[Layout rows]

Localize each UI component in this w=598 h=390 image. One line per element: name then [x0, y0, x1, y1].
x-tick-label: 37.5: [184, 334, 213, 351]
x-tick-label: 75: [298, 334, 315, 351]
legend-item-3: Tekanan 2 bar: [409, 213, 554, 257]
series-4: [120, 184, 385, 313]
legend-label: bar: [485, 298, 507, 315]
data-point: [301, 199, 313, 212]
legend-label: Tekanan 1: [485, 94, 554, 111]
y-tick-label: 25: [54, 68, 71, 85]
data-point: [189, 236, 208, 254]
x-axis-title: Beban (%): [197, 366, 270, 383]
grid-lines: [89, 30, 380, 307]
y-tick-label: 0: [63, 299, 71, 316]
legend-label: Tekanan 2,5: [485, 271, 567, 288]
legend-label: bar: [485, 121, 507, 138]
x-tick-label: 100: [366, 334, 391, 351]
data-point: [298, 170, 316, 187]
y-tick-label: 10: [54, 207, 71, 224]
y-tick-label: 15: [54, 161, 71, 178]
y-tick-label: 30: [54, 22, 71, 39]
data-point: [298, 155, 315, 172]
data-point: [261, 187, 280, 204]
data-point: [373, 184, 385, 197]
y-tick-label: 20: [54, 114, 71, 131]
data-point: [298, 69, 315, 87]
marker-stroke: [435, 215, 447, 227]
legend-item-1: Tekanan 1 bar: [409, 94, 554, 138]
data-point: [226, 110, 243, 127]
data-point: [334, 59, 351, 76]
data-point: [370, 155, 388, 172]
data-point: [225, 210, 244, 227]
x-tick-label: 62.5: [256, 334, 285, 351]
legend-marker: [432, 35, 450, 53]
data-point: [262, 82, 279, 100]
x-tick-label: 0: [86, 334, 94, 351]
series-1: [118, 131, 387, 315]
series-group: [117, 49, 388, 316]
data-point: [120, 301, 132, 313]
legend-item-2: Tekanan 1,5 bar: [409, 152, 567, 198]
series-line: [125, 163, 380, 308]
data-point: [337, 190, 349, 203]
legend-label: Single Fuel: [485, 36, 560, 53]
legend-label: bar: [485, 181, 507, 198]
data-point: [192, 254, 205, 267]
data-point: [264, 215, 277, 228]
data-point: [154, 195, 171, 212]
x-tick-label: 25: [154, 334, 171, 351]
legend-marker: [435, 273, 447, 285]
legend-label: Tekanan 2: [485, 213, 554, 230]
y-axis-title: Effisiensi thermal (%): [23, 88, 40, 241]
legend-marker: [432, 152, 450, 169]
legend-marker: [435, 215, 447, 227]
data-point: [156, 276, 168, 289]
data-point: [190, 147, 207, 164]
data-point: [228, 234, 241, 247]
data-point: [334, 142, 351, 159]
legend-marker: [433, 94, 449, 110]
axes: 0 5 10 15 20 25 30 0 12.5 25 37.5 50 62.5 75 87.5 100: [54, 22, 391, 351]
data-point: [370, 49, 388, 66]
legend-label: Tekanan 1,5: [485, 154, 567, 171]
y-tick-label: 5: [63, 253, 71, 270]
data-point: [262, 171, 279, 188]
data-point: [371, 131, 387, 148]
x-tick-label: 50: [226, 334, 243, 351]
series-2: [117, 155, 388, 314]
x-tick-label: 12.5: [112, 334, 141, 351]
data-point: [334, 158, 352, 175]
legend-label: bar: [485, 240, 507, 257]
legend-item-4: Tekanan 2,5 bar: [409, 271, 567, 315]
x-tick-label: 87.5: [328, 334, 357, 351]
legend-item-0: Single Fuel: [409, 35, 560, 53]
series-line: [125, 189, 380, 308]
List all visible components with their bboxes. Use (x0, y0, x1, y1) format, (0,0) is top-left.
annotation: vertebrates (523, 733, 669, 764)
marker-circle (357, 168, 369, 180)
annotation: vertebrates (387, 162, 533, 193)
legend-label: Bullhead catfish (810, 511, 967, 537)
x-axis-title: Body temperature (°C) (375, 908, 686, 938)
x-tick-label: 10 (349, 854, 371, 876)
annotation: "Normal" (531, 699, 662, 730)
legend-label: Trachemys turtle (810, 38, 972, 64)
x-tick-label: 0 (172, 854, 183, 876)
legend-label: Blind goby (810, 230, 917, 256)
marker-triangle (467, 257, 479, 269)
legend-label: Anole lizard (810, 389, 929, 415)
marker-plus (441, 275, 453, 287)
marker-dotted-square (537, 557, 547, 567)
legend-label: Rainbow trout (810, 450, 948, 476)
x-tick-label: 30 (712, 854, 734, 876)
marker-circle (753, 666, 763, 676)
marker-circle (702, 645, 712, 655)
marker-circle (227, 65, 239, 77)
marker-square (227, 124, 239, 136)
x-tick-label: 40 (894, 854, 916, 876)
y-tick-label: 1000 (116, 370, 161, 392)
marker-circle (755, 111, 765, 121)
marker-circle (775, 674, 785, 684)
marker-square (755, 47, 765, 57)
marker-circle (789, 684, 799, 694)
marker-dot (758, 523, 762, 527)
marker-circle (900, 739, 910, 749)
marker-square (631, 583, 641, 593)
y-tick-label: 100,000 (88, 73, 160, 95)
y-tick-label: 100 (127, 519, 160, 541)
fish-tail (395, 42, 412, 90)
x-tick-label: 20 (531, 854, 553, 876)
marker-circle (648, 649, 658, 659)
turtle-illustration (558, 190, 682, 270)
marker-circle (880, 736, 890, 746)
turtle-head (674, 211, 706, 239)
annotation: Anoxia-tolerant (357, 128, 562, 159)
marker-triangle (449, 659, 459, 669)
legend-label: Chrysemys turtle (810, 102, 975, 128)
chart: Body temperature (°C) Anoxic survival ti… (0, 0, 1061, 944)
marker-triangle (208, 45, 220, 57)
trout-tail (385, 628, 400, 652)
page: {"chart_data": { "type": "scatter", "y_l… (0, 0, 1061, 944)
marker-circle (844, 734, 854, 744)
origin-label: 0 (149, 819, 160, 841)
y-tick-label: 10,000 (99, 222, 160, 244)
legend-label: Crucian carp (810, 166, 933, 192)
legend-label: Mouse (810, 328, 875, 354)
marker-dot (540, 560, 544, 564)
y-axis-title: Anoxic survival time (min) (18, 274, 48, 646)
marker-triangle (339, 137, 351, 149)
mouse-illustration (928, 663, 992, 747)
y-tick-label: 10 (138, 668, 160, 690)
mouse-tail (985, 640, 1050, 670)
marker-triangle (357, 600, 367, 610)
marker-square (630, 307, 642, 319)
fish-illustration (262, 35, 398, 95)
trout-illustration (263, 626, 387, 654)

- Exercise: Find every row above that contains the string "illustration", and copy each of those rows in full.

- Response:
turtle-illustration (558, 190, 682, 270)
mouse-illustration (928, 663, 992, 747)
fish-illustration (262, 35, 398, 95)
trout-illustration (263, 626, 387, 654)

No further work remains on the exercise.